_Saved entries:_
----------

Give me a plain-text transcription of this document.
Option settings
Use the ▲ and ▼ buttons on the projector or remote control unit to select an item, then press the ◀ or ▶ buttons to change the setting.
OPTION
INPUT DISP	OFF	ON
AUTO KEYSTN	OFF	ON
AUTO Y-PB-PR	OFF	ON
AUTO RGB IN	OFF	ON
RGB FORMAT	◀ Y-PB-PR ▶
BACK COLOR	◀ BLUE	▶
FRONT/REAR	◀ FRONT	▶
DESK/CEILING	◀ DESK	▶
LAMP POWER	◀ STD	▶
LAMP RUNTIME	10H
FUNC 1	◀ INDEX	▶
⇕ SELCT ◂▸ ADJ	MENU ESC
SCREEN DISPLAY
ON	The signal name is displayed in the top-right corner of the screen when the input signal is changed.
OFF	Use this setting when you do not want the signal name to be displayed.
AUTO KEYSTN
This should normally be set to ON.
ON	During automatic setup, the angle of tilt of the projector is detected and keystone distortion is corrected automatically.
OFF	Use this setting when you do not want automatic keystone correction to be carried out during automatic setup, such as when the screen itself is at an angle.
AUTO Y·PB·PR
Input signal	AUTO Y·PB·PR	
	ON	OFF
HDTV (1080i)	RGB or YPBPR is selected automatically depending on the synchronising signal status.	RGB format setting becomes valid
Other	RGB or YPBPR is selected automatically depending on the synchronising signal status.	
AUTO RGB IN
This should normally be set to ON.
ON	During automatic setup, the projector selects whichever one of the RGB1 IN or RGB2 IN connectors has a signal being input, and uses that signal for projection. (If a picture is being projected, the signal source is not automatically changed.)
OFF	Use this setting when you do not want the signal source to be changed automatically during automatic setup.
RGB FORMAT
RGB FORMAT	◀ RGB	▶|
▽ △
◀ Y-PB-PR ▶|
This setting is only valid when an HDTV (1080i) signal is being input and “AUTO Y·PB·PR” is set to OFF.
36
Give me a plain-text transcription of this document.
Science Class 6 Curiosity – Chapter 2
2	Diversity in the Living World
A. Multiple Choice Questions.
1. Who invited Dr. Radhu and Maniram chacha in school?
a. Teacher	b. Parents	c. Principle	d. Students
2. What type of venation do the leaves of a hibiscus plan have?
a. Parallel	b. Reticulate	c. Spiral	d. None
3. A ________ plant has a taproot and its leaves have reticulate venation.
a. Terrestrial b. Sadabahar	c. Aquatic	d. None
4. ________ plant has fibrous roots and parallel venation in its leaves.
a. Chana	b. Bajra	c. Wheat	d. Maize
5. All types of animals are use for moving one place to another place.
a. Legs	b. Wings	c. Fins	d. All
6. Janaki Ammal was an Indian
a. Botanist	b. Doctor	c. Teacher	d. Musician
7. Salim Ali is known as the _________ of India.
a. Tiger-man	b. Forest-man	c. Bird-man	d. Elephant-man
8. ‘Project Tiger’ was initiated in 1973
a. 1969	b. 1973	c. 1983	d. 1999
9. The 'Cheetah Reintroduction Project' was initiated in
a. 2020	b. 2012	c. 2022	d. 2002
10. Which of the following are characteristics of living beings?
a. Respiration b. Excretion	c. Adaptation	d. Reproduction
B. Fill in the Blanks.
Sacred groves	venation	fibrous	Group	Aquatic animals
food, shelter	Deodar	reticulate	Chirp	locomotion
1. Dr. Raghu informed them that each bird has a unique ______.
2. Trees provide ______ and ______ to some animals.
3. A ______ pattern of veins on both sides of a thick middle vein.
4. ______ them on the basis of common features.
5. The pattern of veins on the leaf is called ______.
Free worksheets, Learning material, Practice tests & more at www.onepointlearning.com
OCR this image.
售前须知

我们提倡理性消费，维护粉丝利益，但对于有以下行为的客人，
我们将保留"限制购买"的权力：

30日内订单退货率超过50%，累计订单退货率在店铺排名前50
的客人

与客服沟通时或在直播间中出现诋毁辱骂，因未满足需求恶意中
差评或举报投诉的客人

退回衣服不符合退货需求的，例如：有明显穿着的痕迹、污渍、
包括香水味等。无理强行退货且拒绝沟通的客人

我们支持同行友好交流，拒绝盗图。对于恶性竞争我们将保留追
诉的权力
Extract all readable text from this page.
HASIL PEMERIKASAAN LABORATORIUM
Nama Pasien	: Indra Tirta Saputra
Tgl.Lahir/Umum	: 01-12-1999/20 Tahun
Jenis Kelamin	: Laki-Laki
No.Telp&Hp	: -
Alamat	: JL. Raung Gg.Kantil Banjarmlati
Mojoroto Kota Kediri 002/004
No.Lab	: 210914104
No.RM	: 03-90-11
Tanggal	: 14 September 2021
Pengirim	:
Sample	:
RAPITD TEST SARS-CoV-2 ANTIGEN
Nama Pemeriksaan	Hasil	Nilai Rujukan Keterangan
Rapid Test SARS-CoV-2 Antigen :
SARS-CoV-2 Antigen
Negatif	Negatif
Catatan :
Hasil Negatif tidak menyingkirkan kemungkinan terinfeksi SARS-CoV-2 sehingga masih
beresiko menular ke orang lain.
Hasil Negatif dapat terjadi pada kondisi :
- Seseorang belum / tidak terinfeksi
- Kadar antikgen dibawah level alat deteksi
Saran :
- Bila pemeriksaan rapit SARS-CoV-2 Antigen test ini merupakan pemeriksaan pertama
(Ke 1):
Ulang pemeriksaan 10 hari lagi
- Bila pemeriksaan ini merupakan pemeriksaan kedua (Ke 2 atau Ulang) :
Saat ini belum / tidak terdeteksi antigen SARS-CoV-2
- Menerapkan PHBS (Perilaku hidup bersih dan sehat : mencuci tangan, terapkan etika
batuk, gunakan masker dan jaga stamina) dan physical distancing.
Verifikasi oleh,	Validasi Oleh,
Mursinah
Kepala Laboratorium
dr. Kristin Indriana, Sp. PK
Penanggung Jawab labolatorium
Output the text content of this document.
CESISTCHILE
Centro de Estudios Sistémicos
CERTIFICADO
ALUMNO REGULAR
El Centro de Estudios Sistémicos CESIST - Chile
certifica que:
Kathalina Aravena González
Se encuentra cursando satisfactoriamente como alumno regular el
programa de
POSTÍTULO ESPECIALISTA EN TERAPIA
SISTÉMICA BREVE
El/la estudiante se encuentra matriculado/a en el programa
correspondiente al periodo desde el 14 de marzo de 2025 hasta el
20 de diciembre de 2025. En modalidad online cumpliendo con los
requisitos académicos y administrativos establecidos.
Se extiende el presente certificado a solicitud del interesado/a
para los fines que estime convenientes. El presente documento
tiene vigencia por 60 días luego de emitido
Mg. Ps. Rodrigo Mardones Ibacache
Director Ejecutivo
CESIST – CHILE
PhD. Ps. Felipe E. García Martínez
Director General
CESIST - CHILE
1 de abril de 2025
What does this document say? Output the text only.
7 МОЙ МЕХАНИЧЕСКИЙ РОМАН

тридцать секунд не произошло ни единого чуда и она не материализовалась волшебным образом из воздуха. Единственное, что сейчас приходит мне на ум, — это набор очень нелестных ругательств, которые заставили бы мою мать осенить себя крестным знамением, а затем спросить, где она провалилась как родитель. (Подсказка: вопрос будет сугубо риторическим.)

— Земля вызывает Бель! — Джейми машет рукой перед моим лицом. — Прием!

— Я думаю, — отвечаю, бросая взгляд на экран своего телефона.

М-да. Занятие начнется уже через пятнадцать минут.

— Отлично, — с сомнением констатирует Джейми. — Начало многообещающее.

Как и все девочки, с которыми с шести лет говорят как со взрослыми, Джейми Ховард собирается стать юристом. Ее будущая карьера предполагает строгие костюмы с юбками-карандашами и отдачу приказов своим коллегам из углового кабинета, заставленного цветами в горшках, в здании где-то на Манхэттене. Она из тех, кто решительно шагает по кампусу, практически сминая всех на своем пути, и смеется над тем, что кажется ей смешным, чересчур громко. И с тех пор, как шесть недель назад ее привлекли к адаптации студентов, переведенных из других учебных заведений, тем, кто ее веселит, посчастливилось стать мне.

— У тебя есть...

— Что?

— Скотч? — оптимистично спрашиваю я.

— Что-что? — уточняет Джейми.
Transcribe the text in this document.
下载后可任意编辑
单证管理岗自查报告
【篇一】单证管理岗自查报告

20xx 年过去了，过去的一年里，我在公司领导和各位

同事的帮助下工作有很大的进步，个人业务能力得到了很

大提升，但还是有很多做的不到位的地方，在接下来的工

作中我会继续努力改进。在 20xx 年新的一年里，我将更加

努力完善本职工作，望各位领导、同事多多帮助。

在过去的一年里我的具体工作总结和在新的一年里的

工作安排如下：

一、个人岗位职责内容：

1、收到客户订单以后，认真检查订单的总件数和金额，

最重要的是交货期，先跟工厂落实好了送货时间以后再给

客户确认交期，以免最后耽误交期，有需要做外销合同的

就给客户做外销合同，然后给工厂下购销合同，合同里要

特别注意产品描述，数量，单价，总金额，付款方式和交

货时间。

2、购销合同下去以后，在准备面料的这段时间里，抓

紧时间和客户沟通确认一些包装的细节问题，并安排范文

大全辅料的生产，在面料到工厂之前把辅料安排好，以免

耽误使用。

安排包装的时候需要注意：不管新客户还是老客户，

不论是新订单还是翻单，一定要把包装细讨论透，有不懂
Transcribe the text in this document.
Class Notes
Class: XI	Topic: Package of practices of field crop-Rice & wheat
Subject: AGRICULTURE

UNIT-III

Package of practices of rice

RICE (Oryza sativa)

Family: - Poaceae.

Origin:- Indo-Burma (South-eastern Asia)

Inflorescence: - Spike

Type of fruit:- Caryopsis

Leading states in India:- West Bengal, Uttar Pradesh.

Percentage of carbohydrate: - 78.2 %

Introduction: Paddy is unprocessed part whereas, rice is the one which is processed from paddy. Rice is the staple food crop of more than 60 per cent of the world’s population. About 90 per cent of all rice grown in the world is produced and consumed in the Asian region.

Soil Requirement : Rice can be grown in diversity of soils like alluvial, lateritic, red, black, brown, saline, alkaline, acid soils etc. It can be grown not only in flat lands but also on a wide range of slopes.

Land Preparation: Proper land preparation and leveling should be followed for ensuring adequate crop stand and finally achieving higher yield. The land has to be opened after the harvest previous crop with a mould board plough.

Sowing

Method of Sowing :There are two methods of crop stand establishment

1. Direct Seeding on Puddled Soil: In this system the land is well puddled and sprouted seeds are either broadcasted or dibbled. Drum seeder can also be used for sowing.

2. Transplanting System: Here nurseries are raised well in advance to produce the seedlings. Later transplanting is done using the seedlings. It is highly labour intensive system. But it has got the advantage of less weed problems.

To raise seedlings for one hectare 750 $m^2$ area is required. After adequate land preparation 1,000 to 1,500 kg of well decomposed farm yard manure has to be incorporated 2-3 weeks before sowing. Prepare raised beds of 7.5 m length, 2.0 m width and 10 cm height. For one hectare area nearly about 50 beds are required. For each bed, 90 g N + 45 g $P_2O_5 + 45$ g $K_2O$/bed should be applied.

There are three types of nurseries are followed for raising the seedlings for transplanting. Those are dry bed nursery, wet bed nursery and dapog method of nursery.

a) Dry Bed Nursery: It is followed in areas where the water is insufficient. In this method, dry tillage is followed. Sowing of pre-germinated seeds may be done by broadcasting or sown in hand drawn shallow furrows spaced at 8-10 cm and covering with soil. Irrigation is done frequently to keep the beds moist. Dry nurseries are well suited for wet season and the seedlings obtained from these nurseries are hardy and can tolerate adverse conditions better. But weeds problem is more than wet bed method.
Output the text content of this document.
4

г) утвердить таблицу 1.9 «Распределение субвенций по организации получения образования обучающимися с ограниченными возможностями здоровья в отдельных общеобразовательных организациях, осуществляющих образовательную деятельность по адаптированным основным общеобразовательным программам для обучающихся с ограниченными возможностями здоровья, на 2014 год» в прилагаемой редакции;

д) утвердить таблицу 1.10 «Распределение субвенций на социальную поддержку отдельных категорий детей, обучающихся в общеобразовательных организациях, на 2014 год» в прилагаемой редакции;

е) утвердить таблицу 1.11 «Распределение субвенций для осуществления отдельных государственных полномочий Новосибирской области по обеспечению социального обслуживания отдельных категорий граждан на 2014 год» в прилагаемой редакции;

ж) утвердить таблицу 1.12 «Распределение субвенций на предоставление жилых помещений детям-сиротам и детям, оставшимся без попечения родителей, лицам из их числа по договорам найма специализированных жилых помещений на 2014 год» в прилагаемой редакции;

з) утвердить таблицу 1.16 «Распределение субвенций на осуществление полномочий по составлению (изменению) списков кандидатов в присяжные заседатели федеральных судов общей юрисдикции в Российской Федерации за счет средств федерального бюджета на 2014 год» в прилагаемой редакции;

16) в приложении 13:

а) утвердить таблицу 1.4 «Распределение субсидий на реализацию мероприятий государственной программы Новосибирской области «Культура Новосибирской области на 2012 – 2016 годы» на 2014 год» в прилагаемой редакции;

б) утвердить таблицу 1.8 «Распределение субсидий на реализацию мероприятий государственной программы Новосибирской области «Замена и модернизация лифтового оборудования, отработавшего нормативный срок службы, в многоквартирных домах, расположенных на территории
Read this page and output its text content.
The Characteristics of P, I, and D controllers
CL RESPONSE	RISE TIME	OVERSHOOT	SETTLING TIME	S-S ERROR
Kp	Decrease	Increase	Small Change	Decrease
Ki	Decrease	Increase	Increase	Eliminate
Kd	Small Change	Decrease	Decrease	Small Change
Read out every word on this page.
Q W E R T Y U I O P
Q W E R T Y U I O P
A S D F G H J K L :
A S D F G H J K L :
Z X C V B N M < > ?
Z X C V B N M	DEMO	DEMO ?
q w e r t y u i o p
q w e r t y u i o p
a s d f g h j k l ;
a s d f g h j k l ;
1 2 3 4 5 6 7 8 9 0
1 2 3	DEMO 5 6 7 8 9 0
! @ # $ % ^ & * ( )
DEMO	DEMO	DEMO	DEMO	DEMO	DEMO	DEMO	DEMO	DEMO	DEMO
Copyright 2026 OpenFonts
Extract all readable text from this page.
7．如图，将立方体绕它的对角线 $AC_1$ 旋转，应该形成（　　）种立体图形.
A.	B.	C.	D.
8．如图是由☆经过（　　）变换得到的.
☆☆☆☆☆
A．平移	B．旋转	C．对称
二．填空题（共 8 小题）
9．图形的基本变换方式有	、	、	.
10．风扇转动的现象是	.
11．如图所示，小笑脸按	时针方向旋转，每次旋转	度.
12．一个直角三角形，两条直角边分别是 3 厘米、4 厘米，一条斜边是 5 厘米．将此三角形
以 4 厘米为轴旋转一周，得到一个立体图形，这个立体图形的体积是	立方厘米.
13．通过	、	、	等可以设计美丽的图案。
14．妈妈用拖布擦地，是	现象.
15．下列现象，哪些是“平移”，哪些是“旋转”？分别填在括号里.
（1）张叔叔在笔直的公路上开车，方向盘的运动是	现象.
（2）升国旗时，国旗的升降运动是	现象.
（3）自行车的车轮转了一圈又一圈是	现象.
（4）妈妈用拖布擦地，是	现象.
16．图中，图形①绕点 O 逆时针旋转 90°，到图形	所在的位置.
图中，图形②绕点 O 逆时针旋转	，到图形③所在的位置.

----------

_GOAL OF THE EXERCISE:_
Pick out each line above that includes "grown" and show it.

_RESULT:_
Introduction: Paddy is unprocessed part whereas, rice is the one which is processed from paddy. Rice is the staple food crop of more than 60 per cent of the world’s population. About 90 per cent of all rice grown in the world is produced and consumed in the Asian region.
Soil Requirement : Rice can be grown in diversity of soils like alluvial, lateritic, red, black, brown, saline, alkaline, acid soils etc. It can be grown not only in flat lands but also on a wide range of slopes.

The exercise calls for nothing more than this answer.